(Stored items from a collection)
- - - - - - -
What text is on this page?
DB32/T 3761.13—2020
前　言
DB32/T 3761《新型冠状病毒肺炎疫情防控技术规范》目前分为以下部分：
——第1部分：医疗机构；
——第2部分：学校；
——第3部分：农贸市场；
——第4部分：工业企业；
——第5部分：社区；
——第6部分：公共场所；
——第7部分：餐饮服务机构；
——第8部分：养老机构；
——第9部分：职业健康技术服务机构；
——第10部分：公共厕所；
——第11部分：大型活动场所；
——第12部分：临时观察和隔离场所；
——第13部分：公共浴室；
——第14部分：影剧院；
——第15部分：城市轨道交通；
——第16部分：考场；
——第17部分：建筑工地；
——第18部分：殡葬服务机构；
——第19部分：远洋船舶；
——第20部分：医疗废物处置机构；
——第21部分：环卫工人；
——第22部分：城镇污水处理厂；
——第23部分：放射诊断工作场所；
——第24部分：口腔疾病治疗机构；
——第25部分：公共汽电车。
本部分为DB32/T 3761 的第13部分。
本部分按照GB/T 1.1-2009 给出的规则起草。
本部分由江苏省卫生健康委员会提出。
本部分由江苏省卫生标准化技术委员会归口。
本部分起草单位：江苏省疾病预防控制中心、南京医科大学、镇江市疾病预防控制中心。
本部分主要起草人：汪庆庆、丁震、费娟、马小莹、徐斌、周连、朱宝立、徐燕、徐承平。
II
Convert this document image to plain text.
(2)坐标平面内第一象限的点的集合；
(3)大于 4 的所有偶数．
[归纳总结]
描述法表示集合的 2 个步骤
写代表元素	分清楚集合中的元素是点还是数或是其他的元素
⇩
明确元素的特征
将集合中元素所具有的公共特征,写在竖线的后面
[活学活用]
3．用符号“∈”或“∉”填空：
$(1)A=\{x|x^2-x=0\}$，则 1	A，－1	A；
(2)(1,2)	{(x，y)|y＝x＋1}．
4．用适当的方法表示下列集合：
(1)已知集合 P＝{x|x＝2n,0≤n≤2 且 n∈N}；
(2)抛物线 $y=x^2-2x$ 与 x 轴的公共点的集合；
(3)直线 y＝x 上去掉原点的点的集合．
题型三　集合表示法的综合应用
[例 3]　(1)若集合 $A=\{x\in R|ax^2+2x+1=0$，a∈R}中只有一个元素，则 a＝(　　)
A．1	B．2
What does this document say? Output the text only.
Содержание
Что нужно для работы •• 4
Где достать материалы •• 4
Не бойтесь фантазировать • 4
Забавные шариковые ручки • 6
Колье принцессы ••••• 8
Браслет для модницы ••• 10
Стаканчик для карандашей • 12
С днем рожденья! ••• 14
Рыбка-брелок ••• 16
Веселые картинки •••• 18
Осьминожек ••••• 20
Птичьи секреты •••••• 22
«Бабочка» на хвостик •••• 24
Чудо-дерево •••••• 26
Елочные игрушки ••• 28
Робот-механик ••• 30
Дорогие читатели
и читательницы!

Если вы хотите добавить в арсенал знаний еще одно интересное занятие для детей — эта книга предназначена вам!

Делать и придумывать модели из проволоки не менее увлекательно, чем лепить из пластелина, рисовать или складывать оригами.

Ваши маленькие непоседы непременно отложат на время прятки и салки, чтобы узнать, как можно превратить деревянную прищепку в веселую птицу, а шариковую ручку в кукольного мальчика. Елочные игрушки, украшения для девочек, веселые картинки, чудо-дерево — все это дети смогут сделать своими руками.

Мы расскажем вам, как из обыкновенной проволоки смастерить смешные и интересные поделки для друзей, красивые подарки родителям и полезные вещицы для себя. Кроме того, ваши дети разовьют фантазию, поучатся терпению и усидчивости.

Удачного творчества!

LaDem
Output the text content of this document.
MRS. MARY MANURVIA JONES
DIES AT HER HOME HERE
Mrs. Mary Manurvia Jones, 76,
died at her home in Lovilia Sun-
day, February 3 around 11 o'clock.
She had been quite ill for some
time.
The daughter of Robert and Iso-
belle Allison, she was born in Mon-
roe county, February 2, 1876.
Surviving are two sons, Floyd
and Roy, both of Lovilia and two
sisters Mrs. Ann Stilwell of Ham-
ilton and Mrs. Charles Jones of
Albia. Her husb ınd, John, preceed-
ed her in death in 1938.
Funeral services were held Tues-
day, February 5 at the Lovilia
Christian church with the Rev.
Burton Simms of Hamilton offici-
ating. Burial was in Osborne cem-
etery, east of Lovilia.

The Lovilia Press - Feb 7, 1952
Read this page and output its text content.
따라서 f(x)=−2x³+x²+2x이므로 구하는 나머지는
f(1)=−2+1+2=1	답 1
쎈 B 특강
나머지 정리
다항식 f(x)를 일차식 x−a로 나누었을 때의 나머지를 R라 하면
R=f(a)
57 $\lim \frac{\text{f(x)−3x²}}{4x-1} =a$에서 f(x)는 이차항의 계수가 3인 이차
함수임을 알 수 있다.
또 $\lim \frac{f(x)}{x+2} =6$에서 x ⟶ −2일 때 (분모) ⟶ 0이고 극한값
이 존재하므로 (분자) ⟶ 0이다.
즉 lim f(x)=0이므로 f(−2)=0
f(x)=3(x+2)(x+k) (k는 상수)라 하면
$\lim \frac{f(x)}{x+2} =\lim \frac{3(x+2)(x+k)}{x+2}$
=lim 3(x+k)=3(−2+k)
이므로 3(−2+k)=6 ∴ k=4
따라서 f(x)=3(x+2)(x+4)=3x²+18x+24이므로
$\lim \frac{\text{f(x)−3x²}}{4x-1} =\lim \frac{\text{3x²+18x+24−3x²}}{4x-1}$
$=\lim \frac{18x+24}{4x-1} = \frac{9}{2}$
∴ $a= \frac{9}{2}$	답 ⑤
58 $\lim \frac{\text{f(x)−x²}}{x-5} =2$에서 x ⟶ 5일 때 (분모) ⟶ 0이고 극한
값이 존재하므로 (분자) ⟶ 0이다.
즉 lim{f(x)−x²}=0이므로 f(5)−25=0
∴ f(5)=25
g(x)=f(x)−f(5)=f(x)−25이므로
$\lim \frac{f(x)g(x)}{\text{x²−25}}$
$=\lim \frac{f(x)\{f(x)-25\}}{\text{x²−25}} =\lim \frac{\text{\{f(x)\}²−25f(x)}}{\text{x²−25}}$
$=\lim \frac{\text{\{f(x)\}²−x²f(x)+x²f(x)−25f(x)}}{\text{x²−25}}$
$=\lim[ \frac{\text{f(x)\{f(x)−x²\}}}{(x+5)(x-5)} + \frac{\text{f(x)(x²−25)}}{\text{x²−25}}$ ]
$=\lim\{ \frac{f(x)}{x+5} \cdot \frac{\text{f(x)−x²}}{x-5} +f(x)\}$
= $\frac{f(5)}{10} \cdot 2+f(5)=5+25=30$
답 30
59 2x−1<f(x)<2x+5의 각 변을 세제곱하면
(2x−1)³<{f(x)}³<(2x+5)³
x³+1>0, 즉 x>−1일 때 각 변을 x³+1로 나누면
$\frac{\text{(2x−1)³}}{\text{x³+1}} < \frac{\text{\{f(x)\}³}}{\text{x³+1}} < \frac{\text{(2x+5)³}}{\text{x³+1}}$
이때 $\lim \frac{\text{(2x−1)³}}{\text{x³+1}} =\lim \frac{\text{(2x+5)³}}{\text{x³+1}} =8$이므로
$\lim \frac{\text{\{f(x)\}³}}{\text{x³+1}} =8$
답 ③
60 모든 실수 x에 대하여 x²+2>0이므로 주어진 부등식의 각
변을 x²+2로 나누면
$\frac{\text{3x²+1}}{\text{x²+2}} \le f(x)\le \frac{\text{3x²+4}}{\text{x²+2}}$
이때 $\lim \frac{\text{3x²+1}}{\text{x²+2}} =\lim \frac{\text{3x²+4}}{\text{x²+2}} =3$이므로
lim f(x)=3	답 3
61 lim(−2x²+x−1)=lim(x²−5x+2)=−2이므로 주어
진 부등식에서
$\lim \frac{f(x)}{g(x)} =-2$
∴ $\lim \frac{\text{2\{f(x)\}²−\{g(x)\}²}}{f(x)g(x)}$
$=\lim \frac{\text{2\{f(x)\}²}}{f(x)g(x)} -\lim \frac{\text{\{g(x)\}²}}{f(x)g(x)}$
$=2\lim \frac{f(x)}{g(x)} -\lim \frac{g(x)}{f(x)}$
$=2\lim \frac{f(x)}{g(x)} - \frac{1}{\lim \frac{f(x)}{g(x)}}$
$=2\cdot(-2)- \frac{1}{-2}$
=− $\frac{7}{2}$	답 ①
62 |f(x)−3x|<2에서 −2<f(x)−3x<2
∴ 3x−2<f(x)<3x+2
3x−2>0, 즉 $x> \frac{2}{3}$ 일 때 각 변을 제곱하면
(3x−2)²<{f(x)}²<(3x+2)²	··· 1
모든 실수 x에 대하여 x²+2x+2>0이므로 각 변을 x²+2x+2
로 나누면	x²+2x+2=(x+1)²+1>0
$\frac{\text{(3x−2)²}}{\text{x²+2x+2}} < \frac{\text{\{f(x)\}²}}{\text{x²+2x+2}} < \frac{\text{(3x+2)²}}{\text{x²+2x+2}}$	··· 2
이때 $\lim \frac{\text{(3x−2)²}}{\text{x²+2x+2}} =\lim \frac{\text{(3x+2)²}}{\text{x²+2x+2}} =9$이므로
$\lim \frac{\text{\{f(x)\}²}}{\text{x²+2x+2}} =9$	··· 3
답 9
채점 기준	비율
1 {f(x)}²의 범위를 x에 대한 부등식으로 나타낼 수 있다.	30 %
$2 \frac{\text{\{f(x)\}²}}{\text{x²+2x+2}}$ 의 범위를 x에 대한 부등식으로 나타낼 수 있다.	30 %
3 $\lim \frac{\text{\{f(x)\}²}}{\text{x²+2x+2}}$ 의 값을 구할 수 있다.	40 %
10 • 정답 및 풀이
- - - - - - -
**To be done**
Return the number of lines that include the word "this", and nothing else.

**Task output**
5